Copy exactly, and only, the lines from the one with "Read all visible content and emit it as JSON." to the end of the listing; omit pictures.

**Stored items**
— begin —

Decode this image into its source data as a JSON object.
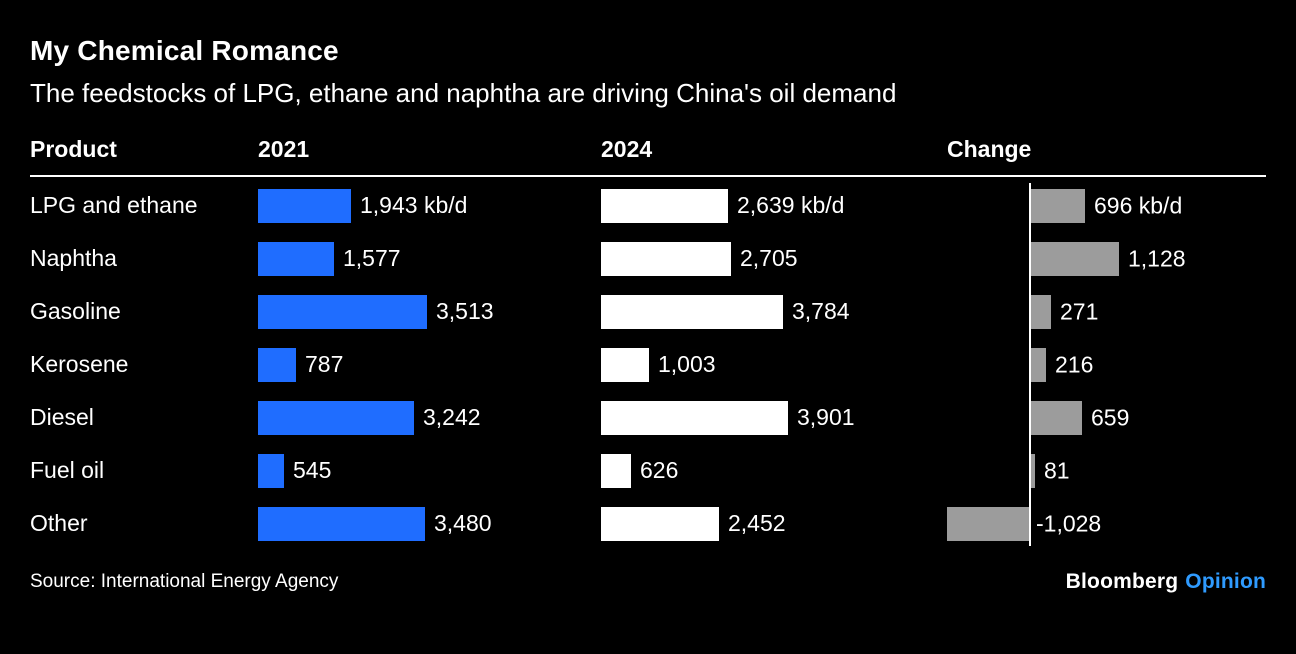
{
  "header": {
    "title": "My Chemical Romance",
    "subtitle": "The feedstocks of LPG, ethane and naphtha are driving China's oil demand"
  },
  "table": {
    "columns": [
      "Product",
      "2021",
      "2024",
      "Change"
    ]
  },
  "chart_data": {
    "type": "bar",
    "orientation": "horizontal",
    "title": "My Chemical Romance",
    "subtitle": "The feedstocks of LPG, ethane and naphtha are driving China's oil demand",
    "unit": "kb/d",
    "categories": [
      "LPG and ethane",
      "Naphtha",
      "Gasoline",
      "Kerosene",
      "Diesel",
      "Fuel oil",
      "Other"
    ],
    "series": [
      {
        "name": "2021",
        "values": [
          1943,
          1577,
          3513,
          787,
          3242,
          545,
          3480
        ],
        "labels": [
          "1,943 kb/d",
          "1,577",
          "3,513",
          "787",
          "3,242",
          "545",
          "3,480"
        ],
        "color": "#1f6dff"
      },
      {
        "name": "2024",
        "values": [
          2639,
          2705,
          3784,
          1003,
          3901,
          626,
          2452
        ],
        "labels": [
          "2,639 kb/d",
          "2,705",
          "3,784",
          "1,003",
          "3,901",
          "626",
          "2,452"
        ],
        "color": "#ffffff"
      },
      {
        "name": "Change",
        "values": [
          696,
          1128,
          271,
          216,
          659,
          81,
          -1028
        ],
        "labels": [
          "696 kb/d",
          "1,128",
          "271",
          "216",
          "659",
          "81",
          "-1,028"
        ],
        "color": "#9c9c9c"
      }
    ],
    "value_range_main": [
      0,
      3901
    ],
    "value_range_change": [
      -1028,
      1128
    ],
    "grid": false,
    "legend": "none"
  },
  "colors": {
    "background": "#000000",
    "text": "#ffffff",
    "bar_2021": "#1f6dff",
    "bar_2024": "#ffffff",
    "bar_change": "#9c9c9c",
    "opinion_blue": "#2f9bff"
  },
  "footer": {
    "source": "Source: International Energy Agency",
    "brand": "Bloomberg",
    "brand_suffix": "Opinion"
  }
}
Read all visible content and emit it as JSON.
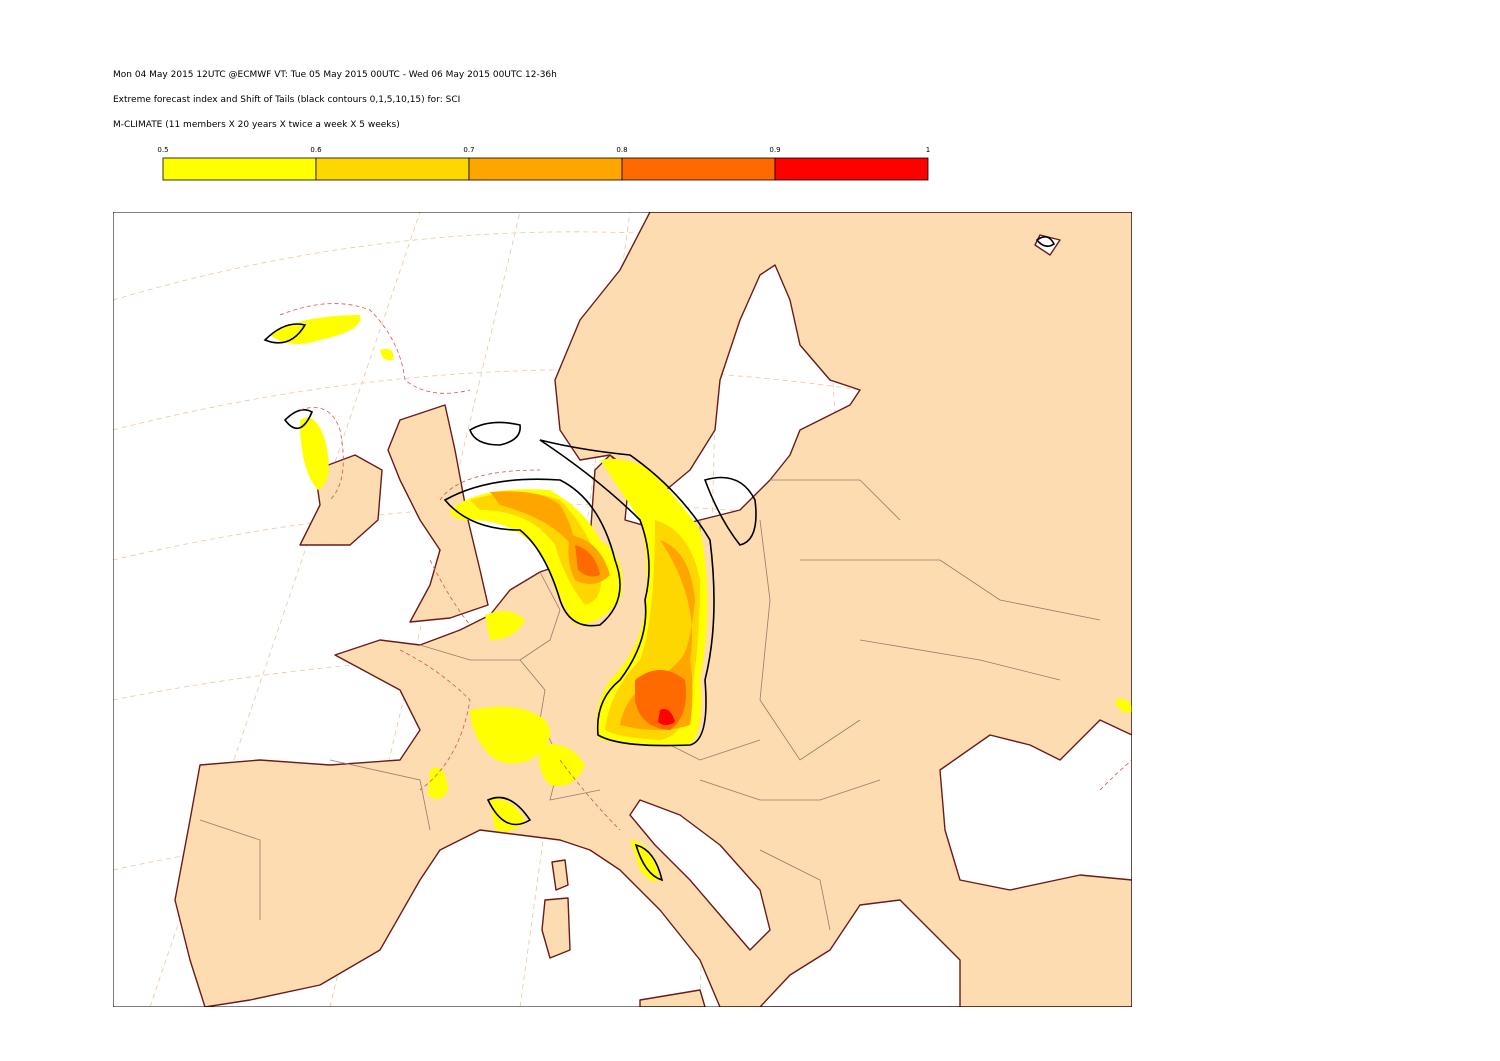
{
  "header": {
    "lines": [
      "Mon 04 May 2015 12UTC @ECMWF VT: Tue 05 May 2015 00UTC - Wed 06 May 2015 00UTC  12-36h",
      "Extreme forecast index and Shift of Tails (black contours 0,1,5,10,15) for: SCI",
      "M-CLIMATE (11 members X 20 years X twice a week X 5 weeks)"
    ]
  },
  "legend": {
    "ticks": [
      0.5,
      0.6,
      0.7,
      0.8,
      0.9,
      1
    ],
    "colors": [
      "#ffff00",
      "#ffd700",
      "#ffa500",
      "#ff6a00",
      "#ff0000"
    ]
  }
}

— end —

**Exercise output**
Read all visible content and emit it as JSON.
{
  "header": {
    "lines": [
      "Mon 04 May 2015 12UTC @ECMWF VT: Tue 05 May 2015 00UTC - Wed 06 May 2015 00UTC  12-36h",
      "Extreme forecast index and Shift of Tails (black contours 0,1,5,10,15) for: SCI",
      "M-CLIMATE (11 members X 20 years X twice a week X 5 weeks)"
    ]
  },
  "legend": {
    "ticks": [
      0.5,
      0.6,
      0.7,
      0.8,
      0.9,
      1
    ],
    "colors": [
      "#ffff00",
      "#ffd700",
      "#ffa500",
      "#ff6a00",
      "#ff0000"
    ]
  }
}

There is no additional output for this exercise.